**Data provided:**
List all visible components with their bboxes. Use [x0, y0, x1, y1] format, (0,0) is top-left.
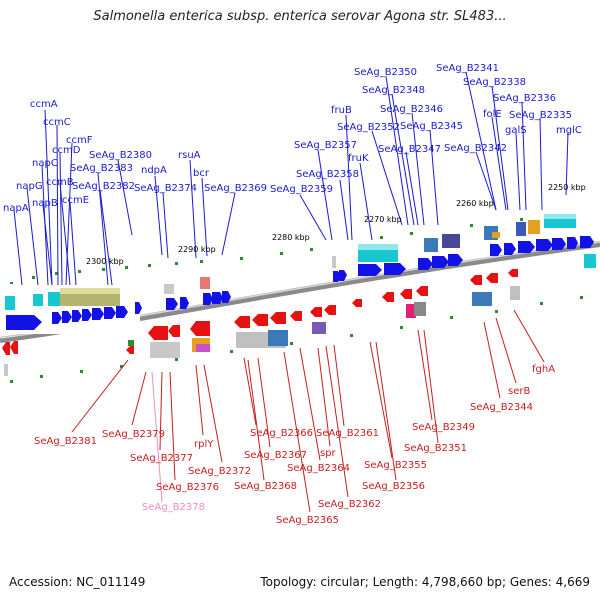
gene-label: fruB [331, 105, 352, 116]
gene-label: SeAg_B2379 [102, 429, 165, 440]
genome-stats-label: Topology: circular; Length: 4,798,660 bp… [260, 575, 590, 589]
gene-label: SeAg_B2367 [244, 450, 307, 461]
gene-label: ccmC [43, 117, 71, 128]
tick-2280: 2280 kbp [272, 233, 310, 242]
gene-label: ccmE [62, 195, 89, 206]
gene-label: rsuA [178, 150, 201, 161]
gene-label: napG [16, 181, 43, 192]
gene-label: SeAg_B2374 [134, 183, 197, 194]
forward-genes [6, 236, 594, 330]
tick-2290: 2290 kbp [178, 245, 216, 254]
gene-label: bcr [193, 168, 210, 179]
gene-label: SeAg_B2362 [318, 499, 381, 510]
gene-label: SeAg_B2366 [250, 428, 313, 439]
gene-label: rplY [194, 439, 214, 450]
gene-label: napB [32, 198, 58, 209]
gene-label: spr [320, 448, 337, 459]
top-gene-labels: ccmA ccmC ccmF ccmD napC ccmB napG napB … [3, 63, 582, 214]
gene-label: ccmA [30, 99, 58, 110]
gene-label: SeAg_B2350 [354, 67, 417, 78]
gene-label: SeAg_B2358 [296, 169, 359, 180]
gene-label: SeAg_B2383 [70, 163, 133, 174]
gene-label: SeAg_B2381 [34, 436, 97, 447]
guide-dots [10, 218, 583, 383]
gene-label: SeAg_B2346 [380, 104, 443, 115]
gene-label: SeAg_B2368 [234, 481, 297, 492]
reverse-genes [2, 269, 518, 355]
gene-label: napA [3, 203, 29, 214]
gene-label: SeAg_B2380 [89, 150, 152, 161]
gene-label: SeAg_B2357 [294, 140, 357, 151]
tick-2250: 2250 kbp [548, 183, 586, 192]
gene-label: serB [508, 386, 530, 397]
gene-label: SeAg_B2342 [444, 143, 507, 154]
gene-label: SeAg_B2365 [276, 515, 339, 526]
tick-labels: 2300 kbp 2290 kbp 2280 kbp 2270 kbp 2260… [86, 183, 586, 266]
feature-blocks [4, 214, 596, 376]
accession-label: Accession: NC_011149 [9, 575, 146, 589]
gene-label: SeAg_B2347 [378, 144, 441, 155]
tick-2300: 2300 kbp [86, 257, 124, 266]
gene-label: napC [32, 158, 58, 169]
gene-label: SeAg_B2338 [463, 77, 526, 88]
gene-label: ndpA [141, 165, 167, 176]
bottom-leader-lines [71, 309, 545, 513]
gene-label: SeAg_B2348 [362, 85, 425, 96]
top-leader-lines [13, 71, 569, 286]
gene-label: fghA [532, 364, 555, 375]
gene-label: SeAg_B2352 [337, 122, 400, 133]
gene-label: SeAg_B2356 [362, 481, 425, 492]
pink-leader-line [151, 371, 163, 503]
bottom-gene-labels: SeAg_B2381 SeAg_B2379 SeAg_B2377 rplY Se… [34, 364, 555, 526]
gene-label: SeAg_B2377 [130, 453, 193, 464]
gene-label: SeAg_B2361 [316, 428, 379, 439]
gene-label: fruK [348, 153, 369, 164]
gene-label: SeAg_B2349 [412, 422, 475, 433]
gene-label: SeAg_B2355 [364, 460, 427, 471]
page-title: Salmonella enterica subsp. enterica sero… [93, 9, 507, 24]
gene-label-pseudo: SeAg_B2378 [142, 502, 205, 513]
tick-2270: 2270 kbp [364, 215, 402, 224]
gene-label: SeAg_B2369 [204, 183, 267, 194]
gene-label: SeAg_B2351 [404, 443, 467, 454]
gene-label: galS [505, 125, 527, 136]
gene-label: SeAg_B2336 [493, 93, 556, 104]
gene-label: SeAg_B2341 [436, 63, 499, 74]
gene-label: SeAg_B2345 [400, 121, 463, 132]
gene-label: ccmD [52, 145, 81, 156]
gene-label: SeAg_B2344 [470, 402, 533, 413]
gene-label: mglC [556, 125, 582, 136]
gene-label: ccmF [66, 135, 93, 146]
gene-label: SeAg_B2376 [156, 482, 219, 493]
gene-label: ccmB [46, 177, 74, 188]
gene-label: SeAg_B2335 [509, 110, 572, 121]
tick-2260: 2260 kbp [456, 199, 494, 208]
gene-label: SeAg_B2382 [72, 181, 135, 192]
gene-label: SeAg_B2372 [188, 466, 251, 477]
gene-label: folE [483, 109, 502, 120]
gene-label: SeAg_B2364 [287, 463, 350, 474]
gene-label: SeAg_B2359 [270, 184, 333, 195]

**Task to carry out:** Give back the material word for word, leaving out its pictures.

**Worked solution:**
List all visible components with their bboxes. Use [x0, y0, x1, y1] format, (0,0) is top-left.
gene-label: fruB [331, 105, 352, 116]
gene-label: SeAg_B2379 [102, 429, 165, 440]
genome-stats-label: Topology: circular; Length: 4,798,660 bp… [260, 575, 590, 589]
gene-label: SeAg_B2367 [244, 450, 307, 461]
gene-label: ccmC [43, 117, 71, 128]
tick-2280: 2280 kbp [272, 233, 310, 242]
gene-label: ccmE [62, 195, 89, 206]
gene-label: rsuA [178, 150, 201, 161]
gene-label: napG [16, 181, 43, 192]
gene-label: SeAg_B2374 [134, 183, 197, 194]
forward-genes [6, 236, 594, 330]
tick-2290: 2290 kbp [178, 245, 216, 254]
gene-label: bcr [193, 168, 210, 179]
gene-label: SeAg_B2362 [318, 499, 381, 510]
gene-label: SeAg_B2366 [250, 428, 313, 439]
gene-label: rplY [194, 439, 214, 450]
gene-label: napB [32, 198, 58, 209]
gene-label: spr [320, 448, 337, 459]
top-gene-labels: ccmA ccmC ccmF ccmD napC ccmB napG napB … [3, 63, 582, 214]
gene-label: ccmA [30, 99, 58, 110]
gene-label: SeAg_B2350 [354, 67, 417, 78]
gene-label: SeAg_B2358 [296, 169, 359, 180]
gene-label: SeAg_B2383 [70, 163, 133, 174]
gene-label: SeAg_B2381 [34, 436, 97, 447]
guide-dots [10, 218, 583, 383]
gene-label: SeAg_B2346 [380, 104, 443, 115]
gene-label: SeAg_B2368 [234, 481, 297, 492]
reverse-genes [2, 269, 518, 355]
gene-label: napA [3, 203, 29, 214]
gene-label: SeAg_B2380 [89, 150, 152, 161]
gene-label: SeAg_B2357 [294, 140, 357, 151]
tick-2250: 2250 kbp [548, 183, 586, 192]
gene-label: serB [508, 386, 530, 397]
gene-label: SeAg_B2342 [444, 143, 507, 154]
gene-label: SeAg_B2365 [276, 515, 339, 526]
tick-labels: 2300 kbp 2290 kbp 2280 kbp 2270 kbp 2260… [86, 183, 586, 266]
feature-blocks [4, 214, 596, 376]
accession-label: Accession: NC_011149 [9, 575, 146, 589]
gene-label: SeAg_B2347 [378, 144, 441, 155]
tick-2300: 2300 kbp [86, 257, 124, 266]
gene-label: napC [32, 158, 58, 169]
gene-label: SeAg_B2338 [463, 77, 526, 88]
gene-label: ndpA [141, 165, 167, 176]
bottom-leader-lines [71, 309, 545, 513]
gene-label: SeAg_B2348 [362, 85, 425, 96]
top-leader-lines [13, 71, 569, 286]
gene-label: fghA [532, 364, 555, 375]
gene-label: SeAg_B2352 [337, 122, 400, 133]
gene-label: SeAg_B2356 [362, 481, 425, 492]
pink-leader-line [151, 371, 163, 503]
bottom-gene-labels: SeAg_B2381 SeAg_B2379 SeAg_B2377 rplY Se… [34, 364, 555, 526]
gene-label: SeAg_B2377 [130, 453, 193, 464]
gene-label: SeAg_B2361 [316, 428, 379, 439]
gene-label: fruK [348, 153, 369, 164]
gene-label: SeAg_B2349 [412, 422, 475, 433]
gene-label: SeAg_B2355 [364, 460, 427, 471]
page-title: Salmonella enterica subsp. enterica sero… [93, 9, 507, 24]
gene-label-pseudo: SeAg_B2378 [142, 502, 205, 513]
tick-2270: 2270 kbp [364, 215, 402, 224]
gene-label: SeAg_B2369 [204, 183, 267, 194]
gene-label: SeAg_B2351 [404, 443, 467, 454]
gene-label: galS [505, 125, 527, 136]
gene-label: SeAg_B2336 [493, 93, 556, 104]
gene-label: SeAg_B2341 [436, 63, 499, 74]
gene-label: SeAg_B2345 [400, 121, 463, 132]
gene-label: ccmD [52, 145, 81, 156]
gene-label: SeAg_B2344 [470, 402, 533, 413]
gene-label: mglC [556, 125, 582, 136]
gene-label: ccmF [66, 135, 93, 146]
gene-label: SeAg_B2376 [156, 482, 219, 493]
gene-label: ccmB [46, 177, 74, 188]
gene-label: SeAg_B2335 [509, 110, 572, 121]
tick-2260: 2260 kbp [456, 199, 494, 208]
gene-label: SeAg_B2382 [72, 181, 135, 192]
gene-label: SeAg_B2372 [188, 466, 251, 477]
gene-label: folE [483, 109, 502, 120]
gene-label: SeAg_B2364 [287, 463, 350, 474]
gene-label: SeAg_B2359 [270, 184, 333, 195]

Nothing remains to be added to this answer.